REQUIRED WORK:
In the listing below, rewrite everything from the line containing "people-icon xyxy=(472,272,490,287)" down to the line containing "person-face-icon xyxy=(527,267,555,293)", putting "separator" in place of "divider" and changing nothing else.

------------------------------------

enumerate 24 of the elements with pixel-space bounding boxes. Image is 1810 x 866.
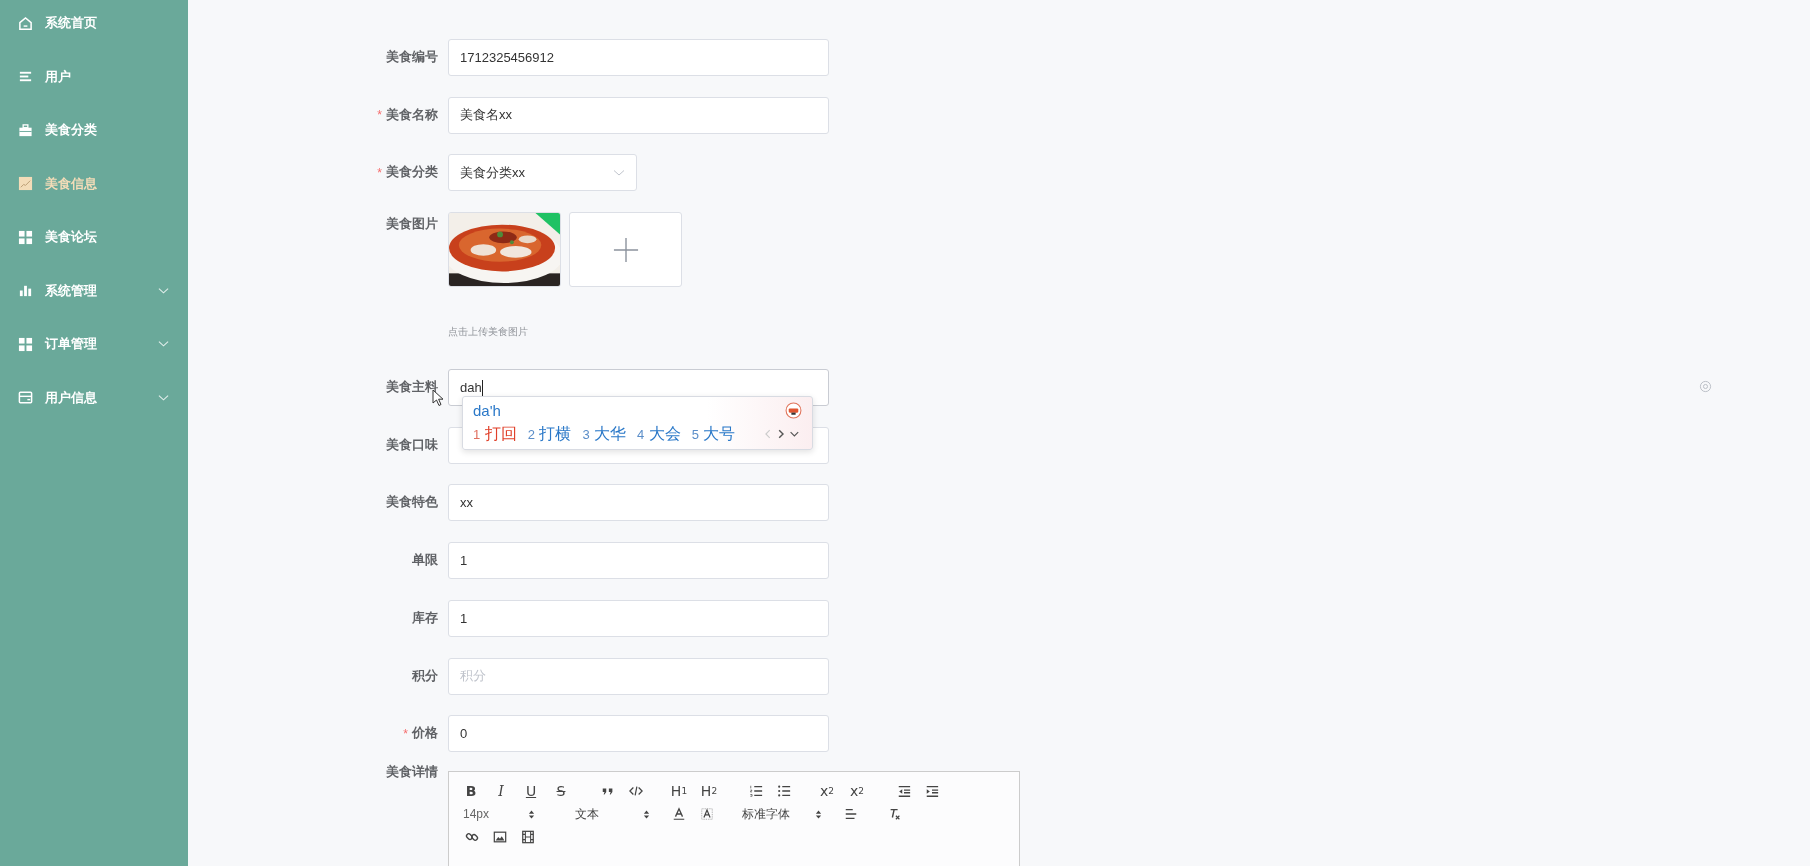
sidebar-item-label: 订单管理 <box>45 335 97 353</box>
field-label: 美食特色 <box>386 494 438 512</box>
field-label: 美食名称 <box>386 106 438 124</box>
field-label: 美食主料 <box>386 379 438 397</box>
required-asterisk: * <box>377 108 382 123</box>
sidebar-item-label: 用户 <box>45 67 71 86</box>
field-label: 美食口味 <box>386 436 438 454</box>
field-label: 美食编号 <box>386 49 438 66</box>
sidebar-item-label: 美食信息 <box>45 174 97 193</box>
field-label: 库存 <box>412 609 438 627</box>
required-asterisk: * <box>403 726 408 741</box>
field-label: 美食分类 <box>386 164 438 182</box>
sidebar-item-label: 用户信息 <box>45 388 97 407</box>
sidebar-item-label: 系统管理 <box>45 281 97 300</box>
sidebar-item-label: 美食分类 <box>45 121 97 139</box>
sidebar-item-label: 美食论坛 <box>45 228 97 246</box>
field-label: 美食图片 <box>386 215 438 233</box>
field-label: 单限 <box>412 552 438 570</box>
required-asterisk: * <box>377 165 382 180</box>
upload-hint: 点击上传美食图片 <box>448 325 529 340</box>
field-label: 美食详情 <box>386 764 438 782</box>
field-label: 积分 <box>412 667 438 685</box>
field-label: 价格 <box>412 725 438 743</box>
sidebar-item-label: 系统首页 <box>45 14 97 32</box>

------------------------------------

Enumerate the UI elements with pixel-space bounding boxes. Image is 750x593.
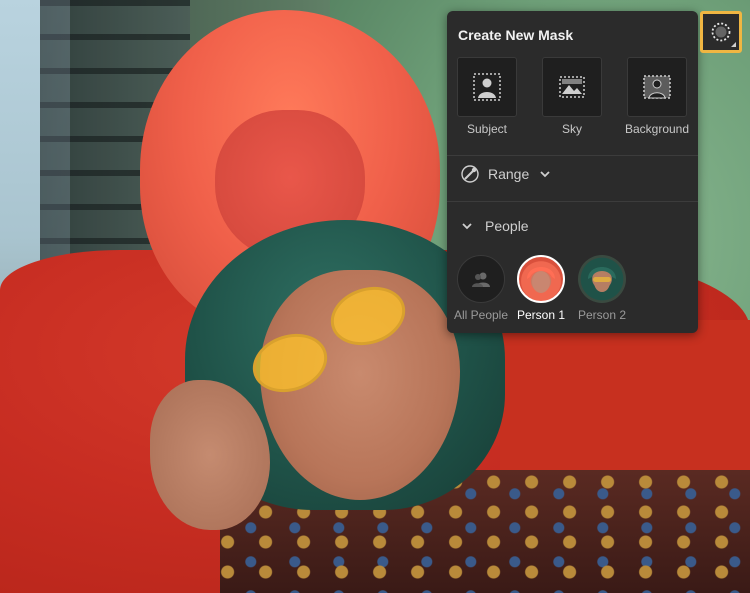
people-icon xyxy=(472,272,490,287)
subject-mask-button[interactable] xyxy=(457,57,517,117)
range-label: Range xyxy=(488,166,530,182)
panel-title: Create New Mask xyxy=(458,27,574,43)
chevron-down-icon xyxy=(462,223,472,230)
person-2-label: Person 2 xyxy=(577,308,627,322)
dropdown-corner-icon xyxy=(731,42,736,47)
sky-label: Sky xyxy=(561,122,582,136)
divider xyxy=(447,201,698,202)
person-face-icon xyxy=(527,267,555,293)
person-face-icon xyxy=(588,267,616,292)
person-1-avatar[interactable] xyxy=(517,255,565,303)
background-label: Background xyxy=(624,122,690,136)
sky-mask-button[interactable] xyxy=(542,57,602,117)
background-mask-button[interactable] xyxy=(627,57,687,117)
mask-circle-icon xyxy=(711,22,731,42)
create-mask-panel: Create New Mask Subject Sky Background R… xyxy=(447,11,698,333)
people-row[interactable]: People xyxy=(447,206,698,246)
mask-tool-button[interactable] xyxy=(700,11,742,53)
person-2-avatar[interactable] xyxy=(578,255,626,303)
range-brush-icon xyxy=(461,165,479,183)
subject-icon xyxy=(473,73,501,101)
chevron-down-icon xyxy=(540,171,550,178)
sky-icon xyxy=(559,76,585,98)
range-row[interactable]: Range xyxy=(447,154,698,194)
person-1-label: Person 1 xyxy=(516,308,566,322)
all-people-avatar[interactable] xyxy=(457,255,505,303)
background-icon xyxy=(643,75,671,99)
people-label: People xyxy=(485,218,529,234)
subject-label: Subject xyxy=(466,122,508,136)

------------------------------------

TASK ANSWER:
people-icon xyxy=(472,272,490,287)
subject-mask-button[interactable] xyxy=(457,57,517,117)
range-label: Range xyxy=(488,166,530,182)
panel-title: Create New Mask xyxy=(458,27,574,43)
chevron-down-icon xyxy=(462,223,472,230)
person-2-label: Person 2 xyxy=(577,308,627,322)
dropdown-corner-icon xyxy=(731,42,736,47)
sky-label: Sky xyxy=(561,122,582,136)
separator xyxy=(447,201,698,202)
person-face-icon xyxy=(527,267,555,293)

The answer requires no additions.